TASK STATEMENT:
Every record below should be transcribed exactly. Omit the images.

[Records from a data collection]
------------------------------------------------------------

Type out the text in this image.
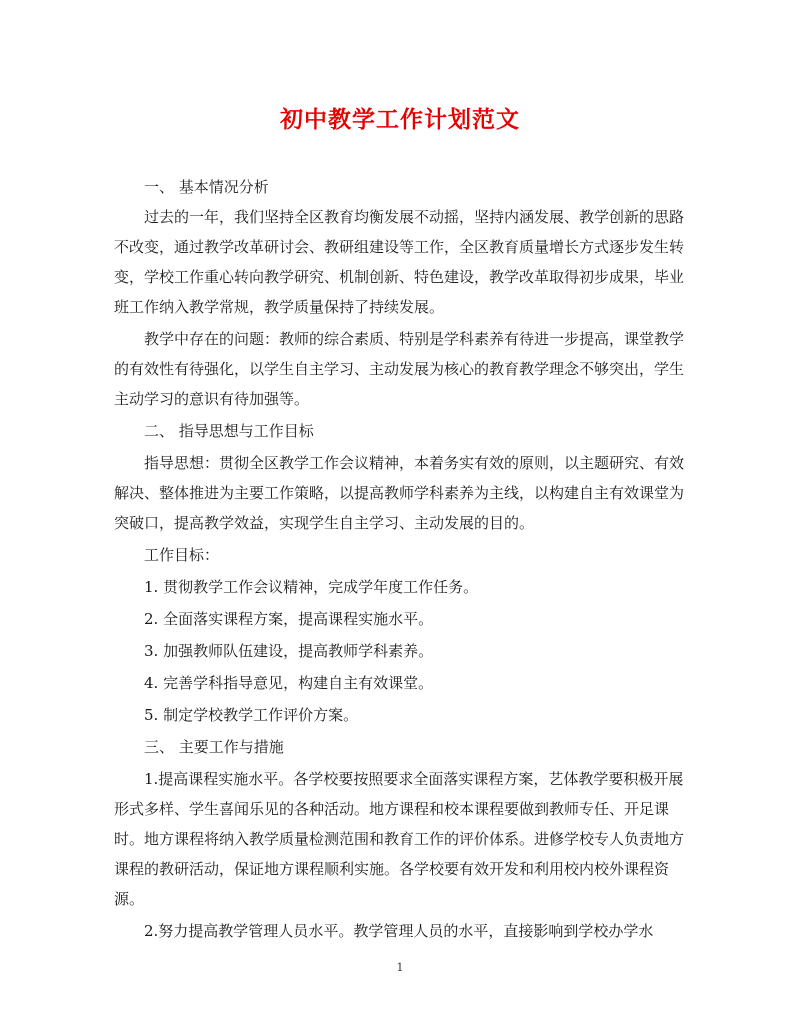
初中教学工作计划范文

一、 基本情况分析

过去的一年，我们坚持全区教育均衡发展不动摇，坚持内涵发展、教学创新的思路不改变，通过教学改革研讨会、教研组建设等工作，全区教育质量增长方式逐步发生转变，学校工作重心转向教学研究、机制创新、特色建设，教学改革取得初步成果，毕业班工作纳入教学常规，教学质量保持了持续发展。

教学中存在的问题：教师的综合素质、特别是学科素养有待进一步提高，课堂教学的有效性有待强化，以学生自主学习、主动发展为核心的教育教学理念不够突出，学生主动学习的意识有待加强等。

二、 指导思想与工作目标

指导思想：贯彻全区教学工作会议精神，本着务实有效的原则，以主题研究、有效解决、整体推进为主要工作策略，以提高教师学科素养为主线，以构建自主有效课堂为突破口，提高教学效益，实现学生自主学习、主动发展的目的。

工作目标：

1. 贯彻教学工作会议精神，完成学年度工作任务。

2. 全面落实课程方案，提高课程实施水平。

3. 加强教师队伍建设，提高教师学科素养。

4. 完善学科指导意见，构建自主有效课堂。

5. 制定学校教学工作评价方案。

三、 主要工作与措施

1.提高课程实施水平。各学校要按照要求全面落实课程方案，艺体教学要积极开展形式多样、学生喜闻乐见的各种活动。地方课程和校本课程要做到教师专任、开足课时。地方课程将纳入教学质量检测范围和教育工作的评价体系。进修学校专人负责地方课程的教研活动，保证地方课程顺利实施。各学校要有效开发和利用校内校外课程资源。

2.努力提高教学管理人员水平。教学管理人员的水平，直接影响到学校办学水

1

------------------------------------------------------------

WRITTEN RESPONSE:
Type out the text in this image.
初中教学工作计划范文

一、 基本情况分析

过去的一年，我们坚持全区教育均衡发展不动摇，坚持内涵发展、教学创新的思路不改变，通过教学改革研讨会、教研组建设等工作，全区教育质量增长方式逐步发生转变，学校工作重心转向教学研究、机制创新、特色建设，教学改革取得初步成果，毕业班工作纳入教学常规，教学质量保持了持续发展。

教学中存在的问题：教师的综合素质、特别是学科素养有待进一步提高，课堂教学的有效性有待强化，以学生自主学习、主动发展为核心的教育教学理念不够突出，学生主动学习的意识有待加强等。

二、 指导思想与工作目标

指导思想：贯彻全区教学工作会议精神，本着务实有效的原则，以主题研究、有效解决、整体推进为主要工作策略，以提高教师学科素养为主线，以构建自主有效课堂为突破口，提高教学效益，实现学生自主学习、主动发展的目的。

工作目标：

1. 贯彻教学工作会议精神，完成学年度工作任务。

2. 全面落实课程方案，提高课程实施水平。

3. 加强教师队伍建设，提高教师学科素养。

4. 完善学科指导意见，构建自主有效课堂。

5. 制定学校教学工作评价方案。

三、 主要工作与措施

1.提高课程实施水平。各学校要按照要求全面落实课程方案，艺体教学要积极开展形式多样、学生喜闻乐见的各种活动。地方课程和校本课程要做到教师专任、开足课时。地方课程将纳入教学质量检测范围和教育工作的评价体系。进修学校专人负责地方课程的教研活动，保证地方课程顺利实施。各学校要有效开发和利用校内校外课程资源。

2.努力提高教学管理人员水平。教学管理人员的水平，直接影响到学校办学水

1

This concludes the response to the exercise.